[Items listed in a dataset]
** Start **

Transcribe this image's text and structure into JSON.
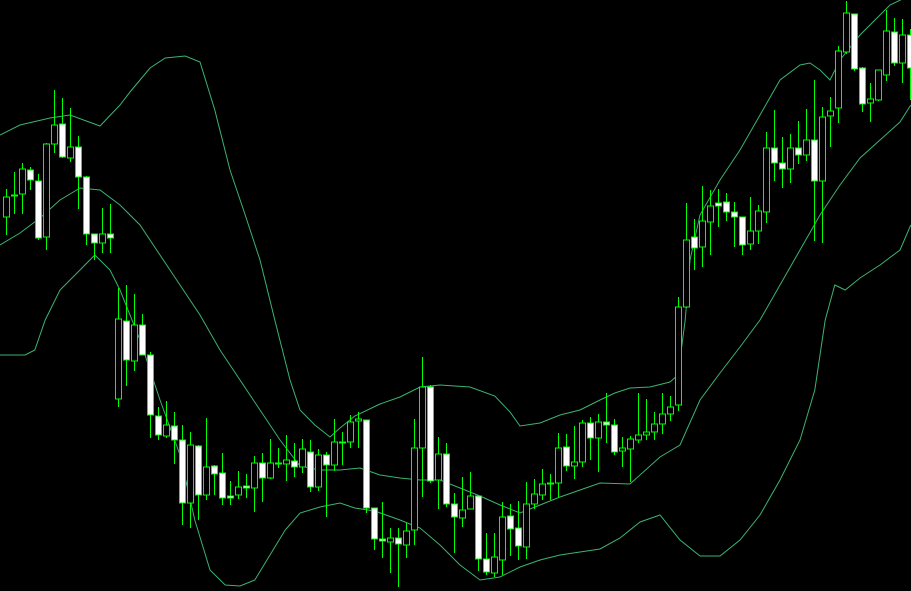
{
  "chart_data": {
    "type": "candlestick",
    "title": "",
    "xlabel": "",
    "ylabel": "",
    "grid": false,
    "indicator": "bollinger-bands",
    "colors": {
      "background": "#000000",
      "candle": "#00ff00",
      "bull_body": "#000000",
      "bear_body": "#ffffff",
      "bands": "#3cb371"
    },
    "ohlc_format": [
      "open",
      "high",
      "low",
      "close"
    ],
    "candles": [
      [
        383,
        411,
        365,
        403
      ],
      [
        404,
        428,
        386,
        405
      ],
      [
        406,
        437,
        386,
        431
      ],
      [
        430,
        433,
        410,
        420
      ],
      [
        419,
        426,
        360,
        362
      ],
      [
        363,
        457,
        350,
        456
      ],
      [
        456,
        510,
        447,
        475
      ],
      [
        476,
        502,
        442,
        443
      ],
      [
        442,
        492,
        438,
        453
      ],
      [
        453,
        464,
        391,
        423
      ],
      [
        423,
        424,
        355,
        366
      ],
      [
        366,
        366,
        340,
        357
      ],
      [
        357,
        392,
        347,
        366
      ],
      [
        366,
        396,
        347,
        362
      ],
      [
        201,
        312,
        193,
        281
      ],
      [
        279,
        315,
        214,
        240
      ],
      [
        239,
        306,
        229,
        275
      ],
      [
        275,
        286,
        245,
        245
      ],
      [
        245,
        248,
        162,
        185
      ],
      [
        184,
        193,
        160,
        165
      ],
      [
        164,
        199,
        162,
        175
      ],
      [
        174,
        188,
        136,
        160
      ],
      [
        160,
        175,
        75,
        97
      ],
      [
        97,
        168,
        72,
        155
      ],
      [
        154,
        155,
        80,
        105
      ],
      [
        105,
        182,
        100,
        133
      ],
      [
        134,
        135,
        105,
        126
      ],
      [
        127,
        147,
        95,
        102
      ],
      [
        104,
        119,
        95,
        102
      ],
      [
        105,
        129,
        101,
        113
      ],
      [
        114,
        126,
        102,
        112
      ],
      [
        112,
        144,
        88,
        137
      ],
      [
        137,
        147,
        98,
        122
      ],
      [
        122,
        161,
        121,
        137
      ],
      [
        137,
        152,
        132,
        137
      ],
      [
        136,
        165,
        119,
        140
      ],
      [
        139,
        157,
        123,
        133
      ],
      [
        133,
        161,
        127,
        151
      ],
      [
        148,
        160,
        108,
        113
      ],
      [
        113,
        151,
        109,
        145
      ],
      [
        145,
        148,
        83,
        135
      ],
      [
        135,
        181,
        129,
        158
      ],
      [
        158,
        168,
        135,
        158
      ],
      [
        158,
        185,
        152,
        178
      ],
      [
        179,
        188,
        152,
        181
      ],
      [
        180,
        180,
        87,
        92
      ],
      [
        92,
        92,
        50,
        61
      ],
      [
        61,
        98,
        42,
        59
      ],
      [
        58,
        72,
        27,
        62
      ],
      [
        62,
        72,
        13,
        56
      ],
      [
        55,
        77,
        42,
        69
      ],
      [
        70,
        181,
        55,
        152
      ],
      [
        152,
        243,
        103,
        213
      ],
      [
        213,
        215,
        117,
        119
      ],
      [
        120,
        163,
        91,
        146
      ],
      [
        146,
        157,
        93,
        96
      ],
      [
        96,
        107,
        47,
        83
      ],
      [
        82,
        123,
        73,
        90
      ],
      [
        91,
        128,
        91,
        104
      ],
      [
        104,
        104,
        29,
        41
      ],
      [
        41,
        67,
        25,
        28
      ],
      [
        27,
        67,
        23,
        43
      ],
      [
        40,
        98,
        25,
        83
      ],
      [
        84,
        96,
        44,
        71
      ],
      [
        72,
        99,
        40,
        54
      ],
      [
        53,
        118,
        41,
        96
      ],
      [
        96,
        121,
        91,
        106
      ],
      [
        105,
        131,
        100,
        116
      ],
      [
        117,
        126,
        100,
        117
      ],
      [
        117,
        167,
        103,
        152
      ],
      [
        153,
        166,
        129,
        134
      ],
      [
        134,
        174,
        121,
        138
      ],
      [
        138,
        180,
        133,
        177
      ],
      [
        177,
        183,
        140,
        162
      ],
      [
        162,
        186,
        128,
        178
      ],
      [
        178,
        207,
        157,
        175
      ],
      [
        175,
        181,
        145,
        148
      ],
      [
        149,
        163,
        133,
        152
      ],
      [
        151,
        164,
        118,
        161
      ],
      [
        160,
        207,
        157,
        165
      ],
      [
        165,
        201,
        160,
        168
      ],
      [
        168,
        188,
        160,
        176
      ],
      [
        176,
        207,
        166,
        186
      ],
      [
        186,
        204,
        179,
        193
      ],
      [
        195,
        303,
        189,
        293
      ],
      [
        293,
        397,
        292,
        360
      ],
      [
        363,
        381,
        330,
        352
      ],
      [
        353,
        414,
        333,
        379
      ],
      [
        378,
        410,
        345,
        394
      ],
      [
        397,
        411,
        373,
        394
      ],
      [
        398,
        407,
        379,
        388
      ],
      [
        388,
        398,
        353,
        383
      ],
      [
        383,
        383,
        345,
        355
      ],
      [
        356,
        403,
        350,
        369
      ],
      [
        369,
        395,
        356,
        389
      ],
      [
        388,
        468,
        377,
        452
      ],
      [
        452,
        490,
        419,
        437
      ],
      [
        437,
        463,
        412,
        431
      ],
      [
        431,
        466,
        417,
        452
      ],
      [
        452,
        479,
        436,
        445
      ],
      [
        445,
        491,
        439,
        460
      ],
      [
        460,
        520,
        359,
        419
      ],
      [
        419,
        493,
        357,
        483
      ],
      [
        484,
        503,
        453,
        489
      ],
      [
        492,
        554,
        477,
        549
      ],
      [
        548,
        599,
        546,
        587
      ],
      [
        586,
        586,
        529,
        531
      ],
      [
        532,
        533,
        488,
        496
      ],
      [
        497,
        517,
        478,
        501
      ],
      [
        500,
        530,
        499,
        530
      ],
      [
        525,
        590,
        519,
        569
      ],
      [
        568,
        582,
        534,
        537
      ],
      [
        537,
        581,
        517,
        565
      ],
      [
        565,
        571,
        500,
        532
      ]
    ],
    "bands": {
      "upper": [
        [
          -0.75,
          465
        ],
        [
          1.75,
          475
        ],
        [
          5.5,
          482
        ],
        [
          8,
          485
        ],
        [
          11.75,
          474
        ],
        [
          14.25,
          495
        ],
        [
          15.5,
          508
        ],
        [
          18,
          532
        ],
        [
          19.9,
          542
        ],
        [
          22.4,
          544
        ],
        [
          24.25,
          538
        ],
        [
          26.1,
          490
        ],
        [
          28,
          430
        ],
        [
          29.9,
          385
        ],
        [
          31.75,
          340
        ],
        [
          33.6,
          280
        ],
        [
          35.5,
          220
        ],
        [
          36.75,
          190
        ],
        [
          38.6,
          175
        ],
        [
          40.5,
          163
        ],
        [
          41.75,
          172
        ],
        [
          43.6,
          184
        ],
        [
          46.75,
          196
        ],
        [
          49.25,
          203
        ],
        [
          51.75,
          213
        ],
        [
          54.25,
          215
        ],
        [
          58,
          213
        ],
        [
          61.1,
          204
        ],
        [
          63,
          188
        ],
        [
          64.25,
          174
        ],
        [
          66.75,
          177
        ],
        [
          69.25,
          185
        ],
        [
          71.75,
          190
        ],
        [
          74.25,
          200
        ],
        [
          76.1,
          207
        ],
        [
          78,
          212
        ],
        [
          80.5,
          213
        ],
        [
          83,
          218
        ],
        [
          84,
          225
        ],
        [
          84.9,
          280
        ],
        [
          85.5,
          340
        ],
        [
          86.75,
          385
        ],
        [
          89.25,
          420
        ],
        [
          91.75,
          450
        ],
        [
          94.25,
          485
        ],
        [
          96.75,
          520
        ],
        [
          99.25,
          535
        ],
        [
          100.5,
          537
        ],
        [
          101.75,
          530
        ],
        [
          103,
          520
        ],
        [
          104.25,
          540
        ],
        [
          106.75,
          565
        ],
        [
          109.25,
          585
        ],
        [
          110.5,
          595
        ],
        [
          113.1,
          605
        ]
      ],
      "middle": [
        [
          -0.75,
          355
        ],
        [
          1.75,
          367
        ],
        [
          4.25,
          382
        ],
        [
          6.75,
          400
        ],
        [
          9.25,
          412
        ],
        [
          11.75,
          410
        ],
        [
          14.25,
          395
        ],
        [
          16.75,
          375
        ],
        [
          19.25,
          345
        ],
        [
          21.75,
          315
        ],
        [
          24.25,
          285
        ],
        [
          26.75,
          250
        ],
        [
          29.25,
          220
        ],
        [
          31.75,
          190
        ],
        [
          34.25,
          160
        ],
        [
          36.75,
          134
        ],
        [
          39.25,
          130
        ],
        [
          41.75,
          130
        ],
        [
          44.25,
          132
        ],
        [
          46.75,
          125
        ],
        [
          49.25,
          122
        ],
        [
          51.75,
          120
        ],
        [
          54.25,
          120
        ],
        [
          56.75,
          112
        ],
        [
          59.25,
          104
        ],
        [
          61.75,
          95
        ],
        [
          64.25,
          87
        ],
        [
          66.75,
          95
        ],
        [
          69.25,
          103
        ],
        [
          71.75,
          110
        ],
        [
          74.25,
          117
        ],
        [
          78,
          116
        ],
        [
          81.75,
          143
        ],
        [
          84.25,
          155
        ],
        [
          86.75,
          200
        ],
        [
          89.25,
          227
        ],
        [
          91.75,
          253
        ],
        [
          94.25,
          280
        ],
        [
          96.75,
          315
        ],
        [
          99.25,
          350
        ],
        [
          101.75,
          385
        ],
        [
          104.25,
          415
        ],
        [
          106.75,
          442
        ],
        [
          109.25,
          460
        ],
        [
          111.75,
          478
        ],
        [
          113.1,
          495
        ]
      ],
      "lower": [
        [
          -0.75,
          245
        ],
        [
          2.4,
          245
        ],
        [
          3.6,
          250
        ],
        [
          4.9,
          280
        ],
        [
          6.75,
          310
        ],
        [
          9.25,
          330
        ],
        [
          11.1,
          345
        ],
        [
          13,
          330
        ],
        [
          14.25,
          310
        ],
        [
          16.75,
          260
        ],
        [
          19.25,
          200
        ],
        [
          21.75,
          145
        ],
        [
          23.6,
          80
        ],
        [
          25.5,
          30
        ],
        [
          27.4,
          15
        ],
        [
          29.25,
          14
        ],
        [
          31.1,
          20
        ],
        [
          33,
          45
        ],
        [
          34.9,
          70
        ],
        [
          36.75,
          87
        ],
        [
          39.25,
          93
        ],
        [
          41.75,
          97
        ],
        [
          43.6,
          92
        ],
        [
          46.1,
          89
        ],
        [
          49.25,
          80
        ],
        [
          51.75,
          72
        ],
        [
          54.25,
          55
        ],
        [
          56.75,
          35
        ],
        [
          59.25,
          20
        ],
        [
          61.75,
          23
        ],
        [
          64.25,
          33
        ],
        [
          66.75,
          40
        ],
        [
          69.25,
          45
        ],
        [
          74.25,
          51
        ],
        [
          76.75,
          62
        ],
        [
          79.25,
          78
        ],
        [
          81.75,
          85
        ],
        [
          84.25,
          60
        ],
        [
          86.75,
          44
        ],
        [
          89.25,
          44
        ],
        [
          91.75,
          60
        ],
        [
          94.25,
          85
        ],
        [
          96.75,
          120
        ],
        [
          99.25,
          160
        ],
        [
          101.1,
          210
        ],
        [
          102.4,
          280
        ],
        [
          103.6,
          315
        ],
        [
          104.9,
          310
        ],
        [
          106.75,
          322
        ],
        [
          109.25,
          335
        ],
        [
          111.75,
          350
        ],
        [
          113.1,
          375
        ]
      ]
    }
  }
}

** End **

*AIM OF THE EXERCISE*.
Look through the entries and return every line where "bands" appears.

*FINISHED ANSWER*.
    "indicator": "bollinger-bands",
      "bands": "#3cb371"
    "bands": {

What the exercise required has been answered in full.